What you will do:
Read the data and repeat it in full, exactly.

Extracts from a graphics dataset:
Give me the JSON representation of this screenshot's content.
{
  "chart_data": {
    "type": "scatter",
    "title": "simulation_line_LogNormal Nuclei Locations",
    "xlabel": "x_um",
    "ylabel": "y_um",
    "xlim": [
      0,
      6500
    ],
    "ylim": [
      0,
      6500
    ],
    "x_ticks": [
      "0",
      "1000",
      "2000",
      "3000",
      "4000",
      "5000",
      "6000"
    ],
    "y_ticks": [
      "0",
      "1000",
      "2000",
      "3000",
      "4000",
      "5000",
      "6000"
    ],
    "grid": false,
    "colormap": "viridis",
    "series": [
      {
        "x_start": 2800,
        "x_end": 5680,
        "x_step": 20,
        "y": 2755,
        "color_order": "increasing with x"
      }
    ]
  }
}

Reply to the task:
Give me the JSON representation of this screenshot's content.
{
  "chart_data": {
    "type": "scatter",
    "title": "simulation_line_LogNormal Nuclei Locations",
    "xlabel": "x_um",
    "ylabel": "y_um",
    "xlim": [
      0,
      6500
    ],
    "ylim": [
      0,
      6500
    ],
    "x_ticks": [
      "0",
      "1000",
      "2000",
      "3000",
      "4000",
      "5000",
      "6000"
    ],
    "y_ticks": [
      "0",
      "1000",
      "2000",
      "3000",
      "4000",
      "5000",
      "6000"
    ],
    "grid": false,
    "colormap": "viridis",
    "series": [
      {
        "x_start": 2800,
        "x_end": 5680,
        "x_step": 20,
        "y": 2755,
        "color_order": "increasing with x"
      }
    ]
  }
}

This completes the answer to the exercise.